> TASK STATEMENT: Reproduce the lines from the first one through the line containing "q11-inequality-2: 2x - 4", replacing "interactable" with "clickable" and changing nothing else.

[Element and region data]
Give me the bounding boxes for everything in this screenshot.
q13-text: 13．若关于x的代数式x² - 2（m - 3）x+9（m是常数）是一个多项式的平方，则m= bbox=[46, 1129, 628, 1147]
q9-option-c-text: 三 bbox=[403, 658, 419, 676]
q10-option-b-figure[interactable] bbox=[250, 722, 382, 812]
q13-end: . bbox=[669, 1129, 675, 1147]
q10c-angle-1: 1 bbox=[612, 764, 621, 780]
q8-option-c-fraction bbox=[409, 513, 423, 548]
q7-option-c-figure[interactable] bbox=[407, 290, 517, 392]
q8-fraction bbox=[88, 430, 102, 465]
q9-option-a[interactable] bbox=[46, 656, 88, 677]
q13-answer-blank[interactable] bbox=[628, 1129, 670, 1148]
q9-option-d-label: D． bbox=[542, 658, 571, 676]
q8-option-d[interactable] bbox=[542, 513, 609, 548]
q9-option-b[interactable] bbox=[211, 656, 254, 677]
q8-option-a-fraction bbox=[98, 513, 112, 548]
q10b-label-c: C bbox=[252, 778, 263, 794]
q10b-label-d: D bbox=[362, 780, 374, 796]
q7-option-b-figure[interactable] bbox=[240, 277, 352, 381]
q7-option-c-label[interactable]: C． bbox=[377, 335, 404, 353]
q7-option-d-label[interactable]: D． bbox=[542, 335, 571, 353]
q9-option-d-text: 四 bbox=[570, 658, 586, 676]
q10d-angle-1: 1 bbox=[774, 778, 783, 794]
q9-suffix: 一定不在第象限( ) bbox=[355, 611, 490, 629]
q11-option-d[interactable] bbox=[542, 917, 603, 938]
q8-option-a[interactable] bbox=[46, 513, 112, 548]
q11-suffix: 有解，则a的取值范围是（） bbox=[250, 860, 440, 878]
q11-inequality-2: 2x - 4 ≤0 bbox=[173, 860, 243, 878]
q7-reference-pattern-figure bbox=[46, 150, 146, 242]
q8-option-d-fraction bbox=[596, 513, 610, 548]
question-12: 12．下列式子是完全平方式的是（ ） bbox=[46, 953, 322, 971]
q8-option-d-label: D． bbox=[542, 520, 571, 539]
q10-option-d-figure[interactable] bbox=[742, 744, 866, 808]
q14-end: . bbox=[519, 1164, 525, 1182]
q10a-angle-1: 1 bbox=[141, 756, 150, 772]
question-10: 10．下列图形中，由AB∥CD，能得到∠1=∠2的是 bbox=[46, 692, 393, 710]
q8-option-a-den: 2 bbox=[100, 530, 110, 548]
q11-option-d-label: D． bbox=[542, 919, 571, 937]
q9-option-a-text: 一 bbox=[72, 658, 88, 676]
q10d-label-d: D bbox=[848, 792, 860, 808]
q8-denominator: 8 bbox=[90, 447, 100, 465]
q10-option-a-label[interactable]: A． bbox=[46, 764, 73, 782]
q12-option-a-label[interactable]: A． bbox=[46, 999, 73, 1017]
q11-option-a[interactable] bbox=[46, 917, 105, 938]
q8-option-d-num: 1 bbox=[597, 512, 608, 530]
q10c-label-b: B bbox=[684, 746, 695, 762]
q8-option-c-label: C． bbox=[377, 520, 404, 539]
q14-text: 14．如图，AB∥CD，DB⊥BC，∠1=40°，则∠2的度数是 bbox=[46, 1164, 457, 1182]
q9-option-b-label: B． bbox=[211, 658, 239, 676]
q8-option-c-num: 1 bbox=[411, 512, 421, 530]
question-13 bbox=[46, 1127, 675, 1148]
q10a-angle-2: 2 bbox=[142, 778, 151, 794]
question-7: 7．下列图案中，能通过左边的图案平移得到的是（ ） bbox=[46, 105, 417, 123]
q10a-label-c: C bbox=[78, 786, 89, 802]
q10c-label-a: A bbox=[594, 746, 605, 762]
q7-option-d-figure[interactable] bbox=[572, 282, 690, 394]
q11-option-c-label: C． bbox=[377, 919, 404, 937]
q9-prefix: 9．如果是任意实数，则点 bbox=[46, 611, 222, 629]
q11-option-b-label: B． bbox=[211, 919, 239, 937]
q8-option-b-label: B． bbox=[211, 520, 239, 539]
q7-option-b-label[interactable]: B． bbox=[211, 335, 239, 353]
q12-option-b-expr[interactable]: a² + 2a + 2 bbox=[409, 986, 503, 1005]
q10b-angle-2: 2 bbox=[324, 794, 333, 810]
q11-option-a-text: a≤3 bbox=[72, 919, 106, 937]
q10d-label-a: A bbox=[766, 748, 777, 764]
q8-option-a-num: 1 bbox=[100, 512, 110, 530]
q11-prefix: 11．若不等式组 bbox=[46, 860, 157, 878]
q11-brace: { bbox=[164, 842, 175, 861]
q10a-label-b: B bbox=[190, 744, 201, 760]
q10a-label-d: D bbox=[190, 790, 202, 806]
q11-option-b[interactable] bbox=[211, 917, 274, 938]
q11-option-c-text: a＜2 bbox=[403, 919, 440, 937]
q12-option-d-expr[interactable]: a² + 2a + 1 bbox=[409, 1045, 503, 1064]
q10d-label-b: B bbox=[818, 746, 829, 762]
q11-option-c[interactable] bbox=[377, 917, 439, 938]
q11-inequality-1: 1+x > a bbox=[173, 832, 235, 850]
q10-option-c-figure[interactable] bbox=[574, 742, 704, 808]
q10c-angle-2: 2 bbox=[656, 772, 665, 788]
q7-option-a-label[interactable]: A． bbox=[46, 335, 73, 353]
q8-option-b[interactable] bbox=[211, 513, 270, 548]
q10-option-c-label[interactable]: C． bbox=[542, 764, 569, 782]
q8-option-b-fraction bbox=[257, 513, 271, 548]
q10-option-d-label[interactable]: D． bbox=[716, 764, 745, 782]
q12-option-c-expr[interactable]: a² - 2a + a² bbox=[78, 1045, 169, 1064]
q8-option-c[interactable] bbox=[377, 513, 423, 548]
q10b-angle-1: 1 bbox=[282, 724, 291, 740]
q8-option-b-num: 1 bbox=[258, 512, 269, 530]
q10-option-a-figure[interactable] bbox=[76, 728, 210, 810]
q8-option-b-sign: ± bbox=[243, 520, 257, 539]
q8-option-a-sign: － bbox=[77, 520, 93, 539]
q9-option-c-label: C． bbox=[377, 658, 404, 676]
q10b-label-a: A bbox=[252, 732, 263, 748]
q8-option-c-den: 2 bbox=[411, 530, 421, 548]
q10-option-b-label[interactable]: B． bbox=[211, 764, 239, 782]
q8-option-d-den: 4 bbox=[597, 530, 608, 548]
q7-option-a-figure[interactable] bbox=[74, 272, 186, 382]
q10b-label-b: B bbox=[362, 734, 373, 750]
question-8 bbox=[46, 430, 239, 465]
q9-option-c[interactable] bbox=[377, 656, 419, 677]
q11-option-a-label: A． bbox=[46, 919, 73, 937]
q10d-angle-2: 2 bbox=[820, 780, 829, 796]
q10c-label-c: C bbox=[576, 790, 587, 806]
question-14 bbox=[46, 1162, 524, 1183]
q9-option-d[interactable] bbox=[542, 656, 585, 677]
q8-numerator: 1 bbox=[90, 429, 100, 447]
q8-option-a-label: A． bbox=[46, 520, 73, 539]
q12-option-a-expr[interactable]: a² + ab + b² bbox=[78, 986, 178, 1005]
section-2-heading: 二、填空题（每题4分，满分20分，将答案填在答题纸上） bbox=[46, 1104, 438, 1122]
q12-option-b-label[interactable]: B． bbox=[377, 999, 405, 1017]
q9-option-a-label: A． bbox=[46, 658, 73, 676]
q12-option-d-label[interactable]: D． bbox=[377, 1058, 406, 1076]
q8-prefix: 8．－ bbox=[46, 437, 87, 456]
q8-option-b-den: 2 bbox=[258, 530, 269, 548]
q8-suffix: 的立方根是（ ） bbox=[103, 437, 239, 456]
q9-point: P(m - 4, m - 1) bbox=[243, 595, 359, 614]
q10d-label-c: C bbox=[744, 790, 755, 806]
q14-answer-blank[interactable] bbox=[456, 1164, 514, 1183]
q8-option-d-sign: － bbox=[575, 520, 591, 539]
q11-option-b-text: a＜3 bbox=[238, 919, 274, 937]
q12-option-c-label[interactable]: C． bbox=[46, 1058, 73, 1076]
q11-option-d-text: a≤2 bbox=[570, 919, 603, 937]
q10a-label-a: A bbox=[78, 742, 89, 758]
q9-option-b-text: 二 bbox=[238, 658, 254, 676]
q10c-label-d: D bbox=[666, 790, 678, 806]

> FINAL ANSWER:
Give me the bounding boxes for everything in this screenshot.
q13-text: 13．若关于x的代数式x² - 2（m - 3）x+9（m是常数）是一个多项式的平方，则m= bbox=[46, 1129, 628, 1147]
q9-option-c-text: 三 bbox=[403, 658, 419, 676]
q10-option-b-figure[clickable] bbox=[250, 722, 382, 812]
q13-end: . bbox=[669, 1129, 675, 1147]
q10c-angle-1: 1 bbox=[612, 764, 621, 780]
q8-option-c-fraction bbox=[409, 513, 423, 548]
q7-option-c-figure[clickable] bbox=[407, 290, 517, 392]
q8-fraction bbox=[88, 430, 102, 465]
q9-option-a[clickable] bbox=[46, 656, 88, 677]
q13-answer-blank[clickable] bbox=[628, 1129, 670, 1148]
q9-option-d-label: D． bbox=[542, 658, 571, 676]
q8-option-d[clickable] bbox=[542, 513, 609, 548]
q9-option-b[clickable] bbox=[211, 656, 254, 677]
q8-option-a-fraction bbox=[98, 513, 112, 548]
q10b-label-c: C bbox=[252, 778, 263, 794]
q10b-label-d: D bbox=[362, 780, 374, 796]
q7-option-b-figure[clickable] bbox=[240, 277, 352, 381]
q7-option-c-label[clickable]: C． bbox=[377, 335, 404, 353]
q7-option-d-label[clickable]: D． bbox=[542, 335, 571, 353]
q9-option-d-text: 四 bbox=[570, 658, 586, 676]
q10d-angle-1: 1 bbox=[774, 778, 783, 794]
q9-suffix: 一定不在第象限( ) bbox=[355, 611, 490, 629]
q11-option-d[clickable] bbox=[542, 917, 603, 938]
q8-option-a[clickable] bbox=[46, 513, 112, 548]
q11-suffix: 有解，则a的取值范围是（） bbox=[250, 860, 440, 878]
q11-inequality-2: 2x - 4 ≤0 bbox=[173, 860, 243, 878]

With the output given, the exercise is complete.